● **Task brief**
Pull out each line of the records holding the string "application".
:::
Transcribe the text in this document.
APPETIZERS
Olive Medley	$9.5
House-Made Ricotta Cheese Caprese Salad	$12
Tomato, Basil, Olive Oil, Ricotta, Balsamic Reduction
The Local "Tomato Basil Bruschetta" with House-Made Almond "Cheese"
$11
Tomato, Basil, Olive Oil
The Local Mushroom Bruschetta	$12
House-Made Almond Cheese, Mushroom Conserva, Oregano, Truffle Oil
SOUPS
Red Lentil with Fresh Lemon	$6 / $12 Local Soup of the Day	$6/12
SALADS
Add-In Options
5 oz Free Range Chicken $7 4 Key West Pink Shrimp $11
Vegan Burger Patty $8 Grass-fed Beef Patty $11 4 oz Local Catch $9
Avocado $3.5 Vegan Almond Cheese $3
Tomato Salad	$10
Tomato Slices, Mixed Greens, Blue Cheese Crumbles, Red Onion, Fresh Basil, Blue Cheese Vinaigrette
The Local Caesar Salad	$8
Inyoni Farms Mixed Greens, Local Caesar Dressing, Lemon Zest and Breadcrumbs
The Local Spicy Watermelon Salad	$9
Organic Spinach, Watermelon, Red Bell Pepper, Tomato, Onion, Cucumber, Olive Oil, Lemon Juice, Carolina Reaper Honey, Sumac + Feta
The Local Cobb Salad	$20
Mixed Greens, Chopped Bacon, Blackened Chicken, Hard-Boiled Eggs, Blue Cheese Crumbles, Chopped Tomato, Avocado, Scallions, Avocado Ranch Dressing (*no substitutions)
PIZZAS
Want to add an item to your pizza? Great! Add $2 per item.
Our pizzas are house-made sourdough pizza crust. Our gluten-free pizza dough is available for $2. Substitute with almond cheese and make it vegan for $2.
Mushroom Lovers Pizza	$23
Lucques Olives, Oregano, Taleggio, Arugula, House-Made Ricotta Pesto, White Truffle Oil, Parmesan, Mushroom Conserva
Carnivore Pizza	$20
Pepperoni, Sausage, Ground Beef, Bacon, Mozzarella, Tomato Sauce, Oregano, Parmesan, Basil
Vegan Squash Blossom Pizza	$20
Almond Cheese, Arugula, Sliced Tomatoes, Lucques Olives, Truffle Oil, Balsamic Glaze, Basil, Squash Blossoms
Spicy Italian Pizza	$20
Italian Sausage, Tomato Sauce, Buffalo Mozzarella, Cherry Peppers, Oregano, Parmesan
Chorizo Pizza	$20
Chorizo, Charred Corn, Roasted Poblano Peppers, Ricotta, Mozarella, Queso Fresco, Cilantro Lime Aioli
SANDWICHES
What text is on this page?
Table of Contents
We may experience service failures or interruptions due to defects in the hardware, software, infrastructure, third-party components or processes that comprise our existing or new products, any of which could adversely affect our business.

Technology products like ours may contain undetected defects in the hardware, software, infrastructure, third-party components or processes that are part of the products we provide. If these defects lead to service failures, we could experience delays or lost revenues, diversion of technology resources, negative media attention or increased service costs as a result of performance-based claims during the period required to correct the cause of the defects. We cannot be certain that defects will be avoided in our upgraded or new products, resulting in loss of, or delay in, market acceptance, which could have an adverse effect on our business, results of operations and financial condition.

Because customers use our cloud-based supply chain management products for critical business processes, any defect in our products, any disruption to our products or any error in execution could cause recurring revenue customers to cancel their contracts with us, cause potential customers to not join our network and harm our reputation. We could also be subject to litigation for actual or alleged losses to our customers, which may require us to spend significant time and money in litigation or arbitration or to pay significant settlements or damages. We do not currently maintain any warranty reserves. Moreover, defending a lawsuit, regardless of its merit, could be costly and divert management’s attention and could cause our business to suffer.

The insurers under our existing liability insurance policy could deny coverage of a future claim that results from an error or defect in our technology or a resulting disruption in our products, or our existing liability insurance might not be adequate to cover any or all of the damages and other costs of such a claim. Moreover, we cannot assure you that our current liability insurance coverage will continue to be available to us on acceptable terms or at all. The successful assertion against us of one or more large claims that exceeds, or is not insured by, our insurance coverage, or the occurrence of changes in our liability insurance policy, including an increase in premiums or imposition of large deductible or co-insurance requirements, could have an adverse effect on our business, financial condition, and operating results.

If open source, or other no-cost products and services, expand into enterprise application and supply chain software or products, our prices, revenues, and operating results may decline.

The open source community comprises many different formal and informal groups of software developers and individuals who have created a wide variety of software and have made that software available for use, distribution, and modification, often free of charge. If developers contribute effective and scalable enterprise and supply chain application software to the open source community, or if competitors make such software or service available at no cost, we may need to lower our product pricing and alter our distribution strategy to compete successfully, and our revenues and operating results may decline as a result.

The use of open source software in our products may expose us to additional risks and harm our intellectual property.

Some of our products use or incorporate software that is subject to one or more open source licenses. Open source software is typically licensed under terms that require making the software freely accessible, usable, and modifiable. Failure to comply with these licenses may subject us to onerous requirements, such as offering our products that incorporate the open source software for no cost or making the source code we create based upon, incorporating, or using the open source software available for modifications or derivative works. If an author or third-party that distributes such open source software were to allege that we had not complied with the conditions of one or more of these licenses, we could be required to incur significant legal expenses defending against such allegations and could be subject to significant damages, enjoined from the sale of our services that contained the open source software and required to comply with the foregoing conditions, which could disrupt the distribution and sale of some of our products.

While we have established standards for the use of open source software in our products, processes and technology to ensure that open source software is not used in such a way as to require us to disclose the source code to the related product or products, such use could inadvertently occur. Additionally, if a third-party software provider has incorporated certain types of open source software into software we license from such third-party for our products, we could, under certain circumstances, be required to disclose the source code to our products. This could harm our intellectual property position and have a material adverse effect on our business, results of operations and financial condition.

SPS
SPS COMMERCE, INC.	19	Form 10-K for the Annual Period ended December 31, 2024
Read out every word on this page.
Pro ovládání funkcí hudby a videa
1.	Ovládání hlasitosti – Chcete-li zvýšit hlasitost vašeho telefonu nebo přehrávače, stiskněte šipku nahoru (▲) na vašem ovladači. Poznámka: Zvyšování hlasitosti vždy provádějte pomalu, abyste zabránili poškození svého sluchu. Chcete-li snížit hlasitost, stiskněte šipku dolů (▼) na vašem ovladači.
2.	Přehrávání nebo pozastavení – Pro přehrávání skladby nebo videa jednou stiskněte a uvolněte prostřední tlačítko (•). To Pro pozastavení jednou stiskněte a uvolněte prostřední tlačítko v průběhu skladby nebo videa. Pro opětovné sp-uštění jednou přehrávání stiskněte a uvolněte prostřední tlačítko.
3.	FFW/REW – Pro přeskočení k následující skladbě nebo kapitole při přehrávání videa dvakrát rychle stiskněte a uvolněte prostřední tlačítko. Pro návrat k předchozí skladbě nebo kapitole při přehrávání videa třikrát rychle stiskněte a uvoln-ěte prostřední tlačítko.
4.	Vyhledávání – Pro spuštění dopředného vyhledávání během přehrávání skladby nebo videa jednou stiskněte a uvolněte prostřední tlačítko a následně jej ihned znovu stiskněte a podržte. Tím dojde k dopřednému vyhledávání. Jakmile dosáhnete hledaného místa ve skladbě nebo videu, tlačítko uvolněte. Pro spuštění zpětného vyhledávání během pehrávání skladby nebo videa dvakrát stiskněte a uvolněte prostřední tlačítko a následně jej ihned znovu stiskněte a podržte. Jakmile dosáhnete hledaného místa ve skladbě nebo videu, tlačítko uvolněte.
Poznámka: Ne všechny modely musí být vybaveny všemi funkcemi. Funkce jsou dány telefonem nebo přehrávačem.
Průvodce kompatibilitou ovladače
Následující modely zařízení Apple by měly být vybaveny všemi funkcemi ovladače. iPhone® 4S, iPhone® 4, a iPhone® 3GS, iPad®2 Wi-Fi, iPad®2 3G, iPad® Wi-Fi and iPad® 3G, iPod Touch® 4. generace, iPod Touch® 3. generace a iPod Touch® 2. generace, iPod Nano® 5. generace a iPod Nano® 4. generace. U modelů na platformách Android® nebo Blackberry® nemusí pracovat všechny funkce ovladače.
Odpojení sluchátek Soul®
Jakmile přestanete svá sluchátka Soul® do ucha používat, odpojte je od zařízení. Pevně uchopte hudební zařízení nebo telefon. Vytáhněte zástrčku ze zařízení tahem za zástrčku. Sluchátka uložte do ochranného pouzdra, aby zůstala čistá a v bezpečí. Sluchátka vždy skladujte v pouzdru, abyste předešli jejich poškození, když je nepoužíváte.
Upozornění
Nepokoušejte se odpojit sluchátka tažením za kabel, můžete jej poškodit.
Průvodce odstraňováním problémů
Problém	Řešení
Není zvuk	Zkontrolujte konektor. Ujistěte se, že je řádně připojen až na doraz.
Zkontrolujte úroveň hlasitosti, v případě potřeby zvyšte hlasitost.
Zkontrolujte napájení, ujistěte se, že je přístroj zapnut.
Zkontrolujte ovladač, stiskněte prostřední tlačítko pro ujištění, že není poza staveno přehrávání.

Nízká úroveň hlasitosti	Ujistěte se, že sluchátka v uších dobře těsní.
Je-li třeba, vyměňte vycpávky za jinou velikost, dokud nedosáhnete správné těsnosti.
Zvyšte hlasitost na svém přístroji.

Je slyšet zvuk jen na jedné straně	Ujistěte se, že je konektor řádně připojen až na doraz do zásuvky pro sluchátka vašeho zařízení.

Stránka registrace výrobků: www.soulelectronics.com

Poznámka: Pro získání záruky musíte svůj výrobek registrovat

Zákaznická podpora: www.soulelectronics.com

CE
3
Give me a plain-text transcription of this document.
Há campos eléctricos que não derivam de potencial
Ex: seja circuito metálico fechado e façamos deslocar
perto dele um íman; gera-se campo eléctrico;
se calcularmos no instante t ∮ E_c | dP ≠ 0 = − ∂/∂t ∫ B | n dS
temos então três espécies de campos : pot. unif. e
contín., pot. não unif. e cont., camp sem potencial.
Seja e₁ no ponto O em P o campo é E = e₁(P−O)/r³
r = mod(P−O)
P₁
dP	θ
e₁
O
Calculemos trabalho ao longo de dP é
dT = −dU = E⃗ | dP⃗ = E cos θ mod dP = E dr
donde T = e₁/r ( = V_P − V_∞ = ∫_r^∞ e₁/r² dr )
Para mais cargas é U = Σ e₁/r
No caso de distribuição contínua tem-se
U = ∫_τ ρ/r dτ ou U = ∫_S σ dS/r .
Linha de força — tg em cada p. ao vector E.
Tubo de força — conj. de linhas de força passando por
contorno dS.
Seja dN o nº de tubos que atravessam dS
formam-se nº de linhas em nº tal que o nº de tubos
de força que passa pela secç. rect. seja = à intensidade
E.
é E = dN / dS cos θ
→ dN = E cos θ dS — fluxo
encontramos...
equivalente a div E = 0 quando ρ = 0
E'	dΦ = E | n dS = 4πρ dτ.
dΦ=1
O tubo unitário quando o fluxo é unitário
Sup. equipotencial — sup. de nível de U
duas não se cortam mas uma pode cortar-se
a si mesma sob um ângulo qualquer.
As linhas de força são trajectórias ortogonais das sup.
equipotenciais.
:::
● **The output**
If open source, or other no-cost products and services, expand into enterprise application and supply chain software or products, our prices, revenues, and operating results may decline.
The open source community comprises many different formal and informal groups of software developers and individuals who have created a wide variety of software and have made that software available for use, distribution, and modification, often free of charge. If developers contribute effective and scalable enterprise and supply chain application software to the open source community, or if competitors make such software or service available at no cost, we may need to lower our product pricing and alter our distribution strategy to compete successfully, and our revenues and operating results may decline as a result.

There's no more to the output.